--- STORED RECORDS ---
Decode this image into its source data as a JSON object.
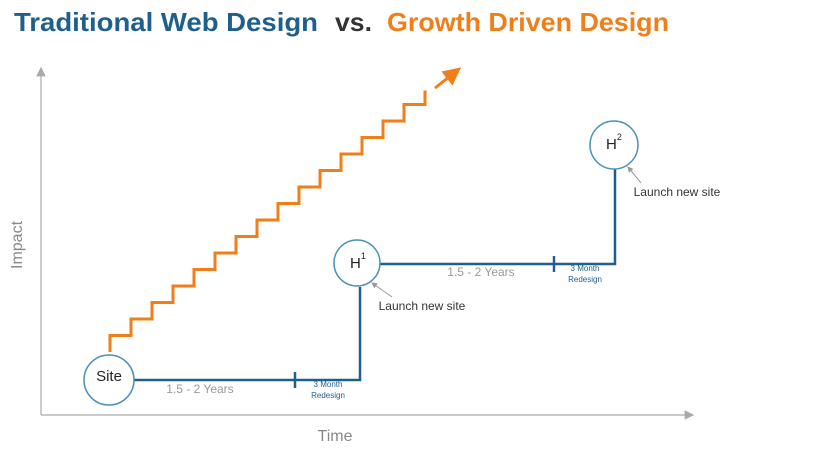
{
  "title": {
    "left": "Traditional Web Design",
    "vs": "vs.",
    "right": "Growth Driven Design"
  },
  "axes": {
    "x": "Time",
    "y": "Impact"
  },
  "nodes": [
    {
      "label": "Site"
    },
    {
      "label": "H",
      "sup": "1"
    },
    {
      "label": "H",
      "sup": "2"
    }
  ],
  "segments": [
    {
      "duration": "1.5 - 2 Years",
      "redesign": [
        "3 Month",
        "Redesign"
      ]
    },
    {
      "duration": "1.5 - 2 Years",
      "redesign": [
        "3 Month",
        "Redesign"
      ]
    }
  ],
  "annotations": [
    "Launch new site",
    "Launch new site"
  ]
}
---
→ **WORK TO COMPLETE**:
Repeat the records above exactly, leaving out the pictures.

→ **RESULT**:
Decode this image into its source data as a JSON object.
{
  "title": {
    "left": "Traditional Web Design",
    "vs": "vs.",
    "right": "Growth Driven Design"
  },
  "axes": {
    "x": "Time",
    "y": "Impact"
  },
  "nodes": [
    {
      "label": "Site"
    },
    {
      "label": "H",
      "sup": "1"
    },
    {
      "label": "H",
      "sup": "2"
    }
  ],
  "segments": [
    {
      "duration": "1.5 - 2 Years",
      "redesign": [
        "3 Month",
        "Redesign"
      ]
    },
    {
      "duration": "1.5 - 2 Years",
      "redesign": [
        "3 Month",
        "Redesign"
      ]
    }
  ],
  "annotations": [
    "Launch new site",
    "Launch new site"
  ]
}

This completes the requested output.